_Given records_.
══════
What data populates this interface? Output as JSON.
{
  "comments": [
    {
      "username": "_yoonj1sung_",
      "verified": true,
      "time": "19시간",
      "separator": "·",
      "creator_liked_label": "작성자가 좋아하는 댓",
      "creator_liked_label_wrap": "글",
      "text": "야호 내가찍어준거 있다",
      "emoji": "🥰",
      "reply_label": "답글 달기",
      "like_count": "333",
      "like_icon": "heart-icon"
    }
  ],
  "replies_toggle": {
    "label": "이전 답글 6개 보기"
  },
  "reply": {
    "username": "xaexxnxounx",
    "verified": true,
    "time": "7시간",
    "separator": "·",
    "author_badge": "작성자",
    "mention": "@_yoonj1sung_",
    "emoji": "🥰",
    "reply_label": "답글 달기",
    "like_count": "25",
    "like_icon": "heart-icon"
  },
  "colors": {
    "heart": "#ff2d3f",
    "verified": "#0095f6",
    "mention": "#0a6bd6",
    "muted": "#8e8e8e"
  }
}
══════
_What is asked_. Each entry above needs to be retyped exactly.

_Final result_.
What data populates this interface? Output as JSON.
{
  "comments": [
    {
      "username": "_yoonj1sung_",
      "verified": true,
      "time": "19시간",
      "separator": "·",
      "creator_liked_label": "작성자가 좋아하는 댓",
      "creator_liked_label_wrap": "글",
      "text": "야호 내가찍어준거 있다",
      "emoji": "🥰",
      "reply_label": "답글 달기",
      "like_count": "333",
      "like_icon": "heart-icon"
    }
  ],
  "replies_toggle": {
    "label": "이전 답글 6개 보기"
  },
  "reply": {
    "username": "xaexxnxounx",
    "verified": true,
    "time": "7시간",
    "separator": "·",
    "author_badge": "작성자",
    "mention": "@_yoonj1sung_",
    "emoji": "🥰",
    "reply_label": "답글 달기",
    "like_count": "25",
    "like_icon": "heart-icon"
  },
  "colors": {
    "heart": "#ff2d3f",
    "verified": "#0095f6",
    "mention": "#0a6bd6",
    "muted": "#8e8e8e"
  }
}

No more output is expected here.